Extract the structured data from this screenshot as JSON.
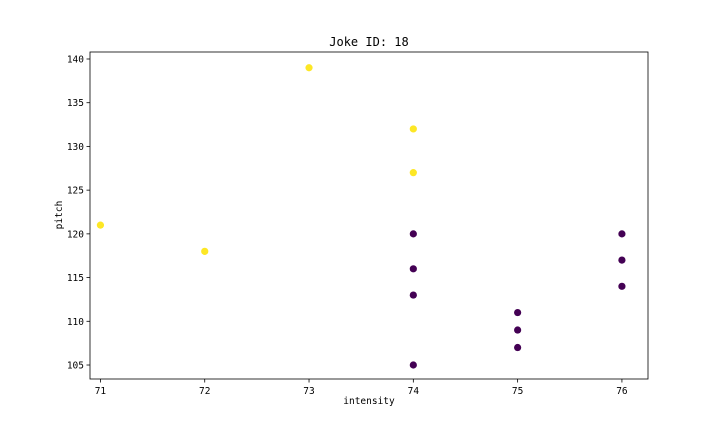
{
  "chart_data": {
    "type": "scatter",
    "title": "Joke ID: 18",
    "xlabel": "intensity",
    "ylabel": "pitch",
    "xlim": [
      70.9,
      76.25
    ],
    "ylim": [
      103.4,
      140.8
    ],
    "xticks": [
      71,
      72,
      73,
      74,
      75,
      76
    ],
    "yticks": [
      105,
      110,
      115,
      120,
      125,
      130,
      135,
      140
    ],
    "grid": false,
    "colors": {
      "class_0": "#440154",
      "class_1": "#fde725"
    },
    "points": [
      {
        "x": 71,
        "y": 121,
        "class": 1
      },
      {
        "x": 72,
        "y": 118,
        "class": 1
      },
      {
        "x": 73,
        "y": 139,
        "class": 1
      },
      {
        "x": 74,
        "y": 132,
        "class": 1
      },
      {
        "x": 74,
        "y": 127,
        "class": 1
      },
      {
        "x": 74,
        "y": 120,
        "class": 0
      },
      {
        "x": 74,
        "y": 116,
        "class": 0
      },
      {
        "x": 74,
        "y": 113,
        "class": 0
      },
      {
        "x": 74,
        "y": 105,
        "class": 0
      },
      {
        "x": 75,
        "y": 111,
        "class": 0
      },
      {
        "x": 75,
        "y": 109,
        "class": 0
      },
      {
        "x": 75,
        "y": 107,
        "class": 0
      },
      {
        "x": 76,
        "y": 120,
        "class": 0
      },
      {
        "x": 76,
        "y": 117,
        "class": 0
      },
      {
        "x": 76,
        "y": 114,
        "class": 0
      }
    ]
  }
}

────

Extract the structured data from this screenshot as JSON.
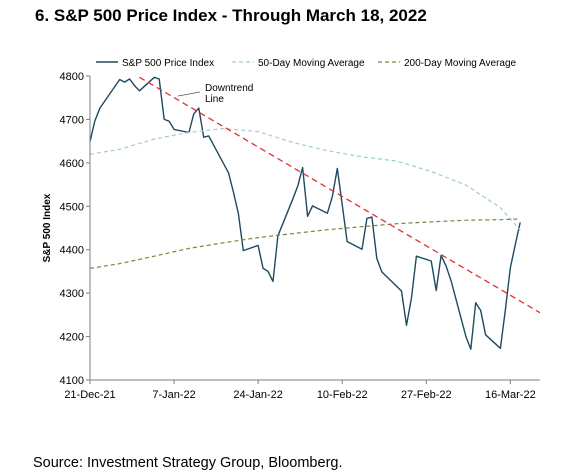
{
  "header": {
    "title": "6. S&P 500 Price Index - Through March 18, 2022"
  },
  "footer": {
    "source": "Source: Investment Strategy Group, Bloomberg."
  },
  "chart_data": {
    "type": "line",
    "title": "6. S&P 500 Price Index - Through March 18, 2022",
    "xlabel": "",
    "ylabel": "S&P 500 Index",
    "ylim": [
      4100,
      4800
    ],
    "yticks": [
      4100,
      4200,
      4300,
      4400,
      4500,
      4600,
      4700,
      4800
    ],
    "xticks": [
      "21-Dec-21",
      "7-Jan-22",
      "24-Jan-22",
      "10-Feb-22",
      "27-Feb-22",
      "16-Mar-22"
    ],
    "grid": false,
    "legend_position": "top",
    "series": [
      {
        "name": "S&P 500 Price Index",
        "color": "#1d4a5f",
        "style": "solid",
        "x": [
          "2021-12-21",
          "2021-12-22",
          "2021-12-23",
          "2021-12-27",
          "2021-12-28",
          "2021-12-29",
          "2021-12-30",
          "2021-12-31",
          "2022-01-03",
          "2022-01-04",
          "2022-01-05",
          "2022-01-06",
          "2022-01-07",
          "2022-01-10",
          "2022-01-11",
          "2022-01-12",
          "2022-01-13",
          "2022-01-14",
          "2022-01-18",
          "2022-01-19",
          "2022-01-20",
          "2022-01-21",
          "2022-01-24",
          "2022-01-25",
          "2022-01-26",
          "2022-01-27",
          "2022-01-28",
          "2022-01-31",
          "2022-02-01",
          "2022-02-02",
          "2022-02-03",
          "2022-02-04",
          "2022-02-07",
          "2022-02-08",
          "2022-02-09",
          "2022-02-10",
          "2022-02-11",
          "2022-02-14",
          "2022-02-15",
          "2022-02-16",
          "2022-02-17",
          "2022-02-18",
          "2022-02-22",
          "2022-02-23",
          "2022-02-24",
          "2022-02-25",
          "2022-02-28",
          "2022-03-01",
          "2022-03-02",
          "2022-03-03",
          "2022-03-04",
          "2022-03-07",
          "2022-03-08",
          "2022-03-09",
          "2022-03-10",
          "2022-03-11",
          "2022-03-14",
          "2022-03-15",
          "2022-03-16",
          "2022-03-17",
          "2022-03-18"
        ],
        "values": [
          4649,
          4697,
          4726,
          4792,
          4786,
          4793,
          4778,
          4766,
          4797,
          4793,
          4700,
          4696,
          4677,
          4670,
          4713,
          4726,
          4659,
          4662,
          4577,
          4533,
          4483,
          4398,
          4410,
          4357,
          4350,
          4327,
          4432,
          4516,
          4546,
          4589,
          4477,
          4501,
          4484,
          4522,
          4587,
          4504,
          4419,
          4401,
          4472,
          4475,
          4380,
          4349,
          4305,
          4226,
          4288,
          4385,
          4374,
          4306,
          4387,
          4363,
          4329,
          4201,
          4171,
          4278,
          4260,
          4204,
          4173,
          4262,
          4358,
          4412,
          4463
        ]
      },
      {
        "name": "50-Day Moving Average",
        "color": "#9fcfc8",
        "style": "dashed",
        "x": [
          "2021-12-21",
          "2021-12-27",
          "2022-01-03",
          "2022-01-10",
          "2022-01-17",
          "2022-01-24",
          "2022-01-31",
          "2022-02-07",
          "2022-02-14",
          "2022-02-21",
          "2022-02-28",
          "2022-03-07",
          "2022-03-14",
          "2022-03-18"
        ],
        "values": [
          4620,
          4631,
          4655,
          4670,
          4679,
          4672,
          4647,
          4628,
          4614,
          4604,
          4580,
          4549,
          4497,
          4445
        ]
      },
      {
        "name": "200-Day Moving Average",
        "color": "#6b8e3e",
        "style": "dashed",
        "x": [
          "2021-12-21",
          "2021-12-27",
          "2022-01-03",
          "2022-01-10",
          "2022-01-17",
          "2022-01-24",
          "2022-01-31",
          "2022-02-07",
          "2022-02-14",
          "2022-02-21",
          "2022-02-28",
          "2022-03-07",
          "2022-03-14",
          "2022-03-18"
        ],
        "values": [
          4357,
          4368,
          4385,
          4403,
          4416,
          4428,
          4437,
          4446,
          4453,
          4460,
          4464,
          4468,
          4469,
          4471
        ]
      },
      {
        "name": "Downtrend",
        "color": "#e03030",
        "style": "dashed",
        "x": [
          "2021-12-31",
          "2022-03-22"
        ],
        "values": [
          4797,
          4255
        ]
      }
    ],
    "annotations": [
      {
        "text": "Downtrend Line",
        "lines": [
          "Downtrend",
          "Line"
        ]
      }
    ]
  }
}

────

== REQUIRED TASK ==
Select and copy each line from the data that includes the word "Price".

== FINAL ANSWER ==
    "title": "6. S&P 500 Price Index - Through March 18, 2022"
    "title": "6. S&P 500 Price Index - Through March 18, 2022",
        "name": "S&P 500 Price Index",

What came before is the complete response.